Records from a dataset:
** BEGIN **

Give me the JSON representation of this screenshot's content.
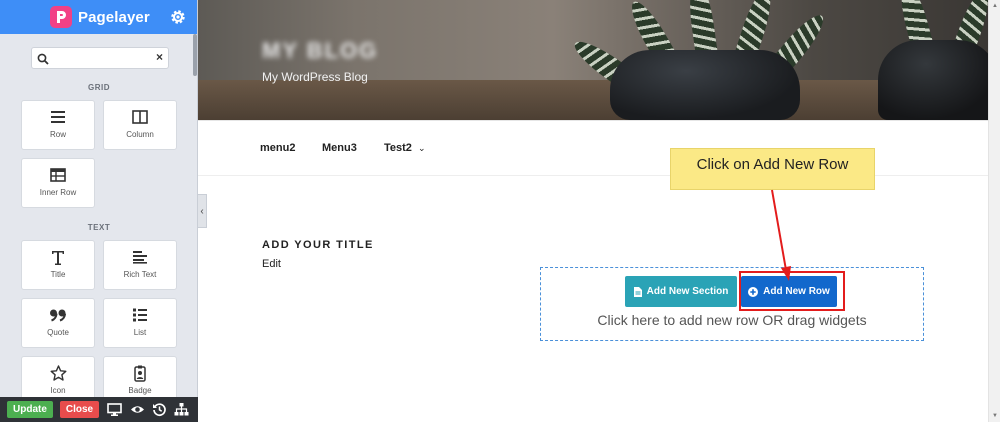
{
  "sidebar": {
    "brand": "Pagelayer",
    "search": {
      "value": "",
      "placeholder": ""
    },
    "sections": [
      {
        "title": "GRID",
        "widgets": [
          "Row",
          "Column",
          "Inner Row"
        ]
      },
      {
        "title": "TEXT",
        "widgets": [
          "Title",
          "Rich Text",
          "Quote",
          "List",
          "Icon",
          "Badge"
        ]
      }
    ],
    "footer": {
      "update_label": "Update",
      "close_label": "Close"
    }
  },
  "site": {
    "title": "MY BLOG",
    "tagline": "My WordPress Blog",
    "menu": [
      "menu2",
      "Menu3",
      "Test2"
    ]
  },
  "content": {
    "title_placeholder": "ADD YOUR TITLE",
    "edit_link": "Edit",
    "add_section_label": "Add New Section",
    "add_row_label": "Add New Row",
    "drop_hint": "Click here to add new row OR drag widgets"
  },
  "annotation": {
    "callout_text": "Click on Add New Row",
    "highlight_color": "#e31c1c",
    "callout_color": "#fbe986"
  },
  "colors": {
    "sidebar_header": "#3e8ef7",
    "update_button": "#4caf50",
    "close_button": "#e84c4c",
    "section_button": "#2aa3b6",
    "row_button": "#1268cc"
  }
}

** END **

▸ WHAT IS ASKED:
Do not include the images; transcribe the rest of the listing exactly.

▸ REPLY TO THE EXERCISE:
Give me the JSON representation of this screenshot's content.
{
  "sidebar": {
    "brand": "Pagelayer",
    "search": {
      "value": "",
      "placeholder": ""
    },
    "sections": [
      {
        "title": "GRID",
        "widgets": [
          "Row",
          "Column",
          "Inner Row"
        ]
      },
      {
        "title": "TEXT",
        "widgets": [
          "Title",
          "Rich Text",
          "Quote",
          "List",
          "Icon",
          "Badge"
        ]
      }
    ],
    "footer": {
      "update_label": "Update",
      "close_label": "Close"
    }
  },
  "site": {
    "title": "MY BLOG",
    "tagline": "My WordPress Blog",
    "menu": [
      "menu2",
      "Menu3",
      "Test2"
    ]
  },
  "content": {
    "title_placeholder": "ADD YOUR TITLE",
    "edit_link": "Edit",
    "add_section_label": "Add New Section",
    "add_row_label": "Add New Row",
    "drop_hint": "Click here to add new row OR drag widgets"
  },
  "annotation": {
    "callout_text": "Click on Add New Row",
    "highlight_color": "#e31c1c",
    "callout_color": "#fbe986"
  },
  "colors": {
    "sidebar_header": "#3e8ef7",
    "update_button": "#4caf50",
    "close_button": "#e84c4c",
    "section_button": "#2aa3b6",
    "row_button": "#1268cc"
  }
}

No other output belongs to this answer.